What this task involves:
Write out every entry word for word.

** Start Available records **

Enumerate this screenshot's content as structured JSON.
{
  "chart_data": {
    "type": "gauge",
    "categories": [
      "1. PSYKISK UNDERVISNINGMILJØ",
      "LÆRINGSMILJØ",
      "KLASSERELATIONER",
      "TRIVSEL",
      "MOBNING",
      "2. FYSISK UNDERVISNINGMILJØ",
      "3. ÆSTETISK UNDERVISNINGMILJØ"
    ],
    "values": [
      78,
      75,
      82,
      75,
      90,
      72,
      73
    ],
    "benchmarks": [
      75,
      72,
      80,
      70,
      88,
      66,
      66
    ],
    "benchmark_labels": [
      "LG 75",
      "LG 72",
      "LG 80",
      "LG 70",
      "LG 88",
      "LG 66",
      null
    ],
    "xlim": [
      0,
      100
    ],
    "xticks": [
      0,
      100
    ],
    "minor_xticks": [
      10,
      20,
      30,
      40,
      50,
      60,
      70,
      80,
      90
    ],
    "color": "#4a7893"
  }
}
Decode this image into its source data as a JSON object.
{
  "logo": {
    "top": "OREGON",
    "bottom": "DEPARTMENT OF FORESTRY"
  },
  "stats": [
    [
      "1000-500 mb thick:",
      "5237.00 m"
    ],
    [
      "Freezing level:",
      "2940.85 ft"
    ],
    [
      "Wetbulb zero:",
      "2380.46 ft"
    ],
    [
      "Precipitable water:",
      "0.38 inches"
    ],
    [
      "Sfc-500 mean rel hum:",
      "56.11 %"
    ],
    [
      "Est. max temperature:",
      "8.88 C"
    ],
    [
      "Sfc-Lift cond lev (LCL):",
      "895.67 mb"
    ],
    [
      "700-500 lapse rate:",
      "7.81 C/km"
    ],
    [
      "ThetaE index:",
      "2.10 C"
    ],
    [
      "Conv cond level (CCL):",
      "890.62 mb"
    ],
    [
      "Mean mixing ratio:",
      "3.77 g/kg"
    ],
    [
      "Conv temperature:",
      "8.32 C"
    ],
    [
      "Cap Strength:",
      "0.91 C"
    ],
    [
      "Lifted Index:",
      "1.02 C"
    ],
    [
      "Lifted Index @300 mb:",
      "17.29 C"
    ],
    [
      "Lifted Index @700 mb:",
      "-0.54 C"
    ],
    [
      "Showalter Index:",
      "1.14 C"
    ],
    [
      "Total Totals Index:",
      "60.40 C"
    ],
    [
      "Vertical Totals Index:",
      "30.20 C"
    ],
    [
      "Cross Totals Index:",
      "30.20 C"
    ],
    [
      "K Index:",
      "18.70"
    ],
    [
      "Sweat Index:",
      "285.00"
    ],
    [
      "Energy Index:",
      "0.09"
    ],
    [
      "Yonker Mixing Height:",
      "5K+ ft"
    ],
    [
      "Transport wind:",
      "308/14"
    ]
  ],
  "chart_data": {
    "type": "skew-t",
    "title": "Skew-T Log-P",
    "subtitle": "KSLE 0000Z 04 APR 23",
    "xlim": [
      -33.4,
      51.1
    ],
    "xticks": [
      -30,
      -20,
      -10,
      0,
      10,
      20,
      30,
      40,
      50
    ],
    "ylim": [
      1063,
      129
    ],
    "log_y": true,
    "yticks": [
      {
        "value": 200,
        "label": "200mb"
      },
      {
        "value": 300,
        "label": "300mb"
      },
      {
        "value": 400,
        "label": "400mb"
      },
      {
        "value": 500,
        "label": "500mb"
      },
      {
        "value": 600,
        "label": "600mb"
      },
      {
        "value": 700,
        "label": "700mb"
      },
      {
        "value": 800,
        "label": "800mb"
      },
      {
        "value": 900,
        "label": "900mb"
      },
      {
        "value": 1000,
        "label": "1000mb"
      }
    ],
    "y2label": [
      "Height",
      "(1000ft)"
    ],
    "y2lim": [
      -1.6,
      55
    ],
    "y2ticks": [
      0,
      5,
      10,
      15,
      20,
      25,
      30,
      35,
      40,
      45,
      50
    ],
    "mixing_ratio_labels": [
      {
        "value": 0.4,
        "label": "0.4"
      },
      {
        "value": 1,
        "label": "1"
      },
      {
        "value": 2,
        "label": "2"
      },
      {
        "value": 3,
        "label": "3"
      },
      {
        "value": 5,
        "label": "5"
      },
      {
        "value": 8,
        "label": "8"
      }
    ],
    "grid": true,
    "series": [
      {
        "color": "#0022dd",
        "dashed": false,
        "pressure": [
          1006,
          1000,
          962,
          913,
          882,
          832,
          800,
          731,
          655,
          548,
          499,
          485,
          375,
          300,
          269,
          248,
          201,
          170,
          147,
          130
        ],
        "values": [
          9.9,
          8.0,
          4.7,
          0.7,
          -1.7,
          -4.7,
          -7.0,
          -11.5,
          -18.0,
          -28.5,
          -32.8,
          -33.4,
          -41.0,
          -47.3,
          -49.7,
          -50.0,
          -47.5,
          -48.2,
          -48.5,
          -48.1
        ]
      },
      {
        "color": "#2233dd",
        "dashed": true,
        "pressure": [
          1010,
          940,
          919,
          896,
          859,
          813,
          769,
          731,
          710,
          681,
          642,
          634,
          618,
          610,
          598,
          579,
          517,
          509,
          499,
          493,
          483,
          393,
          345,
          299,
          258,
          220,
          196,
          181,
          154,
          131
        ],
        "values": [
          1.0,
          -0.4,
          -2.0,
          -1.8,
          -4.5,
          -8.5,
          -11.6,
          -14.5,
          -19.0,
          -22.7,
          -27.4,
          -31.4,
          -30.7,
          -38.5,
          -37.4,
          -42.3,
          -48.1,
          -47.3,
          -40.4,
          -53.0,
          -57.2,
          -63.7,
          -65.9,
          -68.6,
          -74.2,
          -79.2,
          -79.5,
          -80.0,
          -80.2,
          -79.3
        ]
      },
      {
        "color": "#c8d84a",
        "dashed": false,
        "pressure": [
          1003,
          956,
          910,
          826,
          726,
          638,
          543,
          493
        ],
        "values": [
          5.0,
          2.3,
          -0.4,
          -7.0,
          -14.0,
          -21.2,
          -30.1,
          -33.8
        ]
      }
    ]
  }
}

** End Available records **

Full answer:
Enumerate this screenshot's content as structured JSON.
{
  "chart_data": {
    "type": "gauge",
    "categories": [
      "1. PSYKISK UNDERVISNINGMILJØ",
      "LÆRINGSMILJØ",
      "KLASSERELATIONER",
      "TRIVSEL",
      "MOBNING",
      "2. FYSISK UNDERVISNINGMILJØ",
      "3. ÆSTETISK UNDERVISNINGMILJØ"
    ],
    "values": [
      78,
      75,
      82,
      75,
      90,
      72,
      73
    ],
    "benchmarks": [
      75,
      72,
      80,
      70,
      88,
      66,
      66
    ],
    "benchmark_labels": [
      "LG 75",
      "LG 72",
      "LG 80",
      "LG 70",
      "LG 88",
      "LG 66",
      null
    ],
    "xlim": [
      0,
      100
    ],
    "xticks": [
      0,
      100
    ],
    "minor_xticks": [
      10,
      20,
      30,
      40,
      50,
      60,
      70,
      80,
      90
    ],
    "color": "#4a7893"
  }
}
Decode this image into its source data as a JSON object.
{
  "logo": {
    "top": "OREGON",
    "bottom": "DEPARTMENT OF FORESTRY"
  },
  "stats": [
    [
      "1000-500 mb thick:",
      "5237.00 m"
    ],
    [
      "Freezing level:",
      "2940.85 ft"
    ],
    [
      "Wetbulb zero:",
      "2380.46 ft"
    ],
    [
      "Precipitable water:",
      "0.38 inches"
    ],
    [
      "Sfc-500 mean rel hum:",
      "56.11 %"
    ],
    [
      "Est. max temperature:",
      "8.88 C"
    ],
    [
      "Sfc-Lift cond lev (LCL):",
      "895.67 mb"
    ],
    [
      "700-500 lapse rate:",
      "7.81 C/km"
    ],
    [
      "ThetaE index:",
      "2.10 C"
    ],
    [
      "Conv cond level (CCL):",
      "890.62 mb"
    ],
    [
      "Mean mixing ratio:",
      "3.77 g/kg"
    ],
    [
      "Conv temperature:",
      "8.32 C"
    ],
    [
      "Cap Strength:",
      "0.91 C"
    ],
    [
      "Lifted Index:",
      "1.02 C"
    ],
    [
      "Lifted Index @300 mb:",
      "17.29 C"
    ],
    [
      "Lifted Index @700 mb:",
      "-0.54 C"
    ],
    [
      "Showalter Index:",
      "1.14 C"
    ],
    [
      "Total Totals Index:",
      "60.40 C"
    ],
    [
      "Vertical Totals Index:",
      "30.20 C"
    ],
    [
      "Cross Totals Index:",
      "30.20 C"
    ],
    [
      "K Index:",
      "18.70"
    ],
    [
      "Sweat Index:",
      "285.00"
    ],
    [
      "Energy Index:",
      "0.09"
    ],
    [
      "Yonker Mixing Height:",
      "5K+ ft"
    ],
    [
      "Transport wind:",
      "308/14"
    ]
  ],
  "chart_data": {
    "type": "skew-t",
    "title": "Skew-T Log-P",
    "subtitle": "KSLE 0000Z 04 APR 23",
    "xlim": [
      -33.4,
      51.1
    ],
    "xticks": [
      -30,
      -20,
      -10,
      0,
      10,
      20,
      30,
      40,
      50
    ],
    "ylim": [
      1063,
      129
    ],
    "log_y": true,
    "yticks": [
      {
        "value": 200,
        "label": "200mb"
      },
      {
        "value": 300,
        "label": "300mb"
      },
      {
        "value": 400,
        "label": "400mb"
      },
      {
        "value": 500,
        "label": "500mb"
      },
      {
        "value": 600,
        "label": "600mb"
      },
      {
        "value": 700,
        "label": "700mb"
      },
      {
        "value": 800,
        "label": "800mb"
      },
      {
        "value": 900,
        "label": "900mb"
      },
      {
        "value": 1000,
        "label": "1000mb"
      }
    ],
    "y2label": [
      "Height",
      "(1000ft)"
    ],
    "y2lim": [
      -1.6,
      55
    ],
    "y2ticks": [
      0,
      5,
      10,
      15,
      20,
      25,
      30,
      35,
      40,
      45,
      50
    ],
    "mixing_ratio_labels": [
      {
        "value": 0.4,
        "label": "0.4"
      },
      {
        "value": 1,
        "label": "1"
      },
      {
        "value": 2,
        "label": "2"
      },
      {
        "value": 3,
        "label": "3"
      },
      {
        "value": 5,
        "label": "5"
      },
      {
        "value": 8,
        "label": "8"
      }
    ],
    "grid": true,
    "series": [
      {
        "color": "#0022dd",
        "dashed": false,
        "pressure": [
          1006,
          1000,
          962,
          913,
          882,
          832,
          800,
          731,
          655,
          548,
          499,
          485,
          375,
          300,
          269,
          248,
          201,
          170,
          147,
          130
        ],
        "values": [
          9.9,
          8.0,
          4.7,
          0.7,
          -1.7,
          -4.7,
          -7.0,
          -11.5,
          -18.0,
          -28.5,
          -32.8,
          -33.4,
          -41.0,
          -47.3,
          -49.7,
          -50.0,
          -47.5,
          -48.2,
          -48.5,
          -48.1
        ]
      },
      {
        "color": "#2233dd",
        "dashed": true,
        "pressure": [
          1010,
          940,
          919,
          896,
          859,
          813,
          769,
          731,
          710,
          681,
          642,
          634,
          618,
          610,
          598,
          579,
          517,
          509,
          499,
          493,
          483,
          393,
          345,
          299,
          258,
          220,
          196,
          181,
          154,
          131
        ],
        "values": [
          1.0,
          -0.4,
          -2.0,
          -1.8,
          -4.5,
          -8.5,
          -11.6,
          -14.5,
          -19.0,
          -22.7,
          -27.4,
          -31.4,
          -30.7,
          -38.5,
          -37.4,
          -42.3,
          -48.1,
          -47.3,
          -40.4,
          -53.0,
          -57.2,
          -63.7,
          -65.9,
          -68.6,
          -74.2,
          -79.2,
          -79.5,
          -80.0,
          -80.2,
          -79.3
        ]
      },
      {
        "color": "#c8d84a",
        "dashed": false,
        "pressure": [
          1003,
          956,
          910,
          826,
          726,
          638,
          543,
          493
        ],
        "values": [
          5.0,
          2.3,
          -0.4,
          -7.0,
          -14.0,
          -21.2,
          -30.1,
          -33.8
        ]
      }
    ]
  }
}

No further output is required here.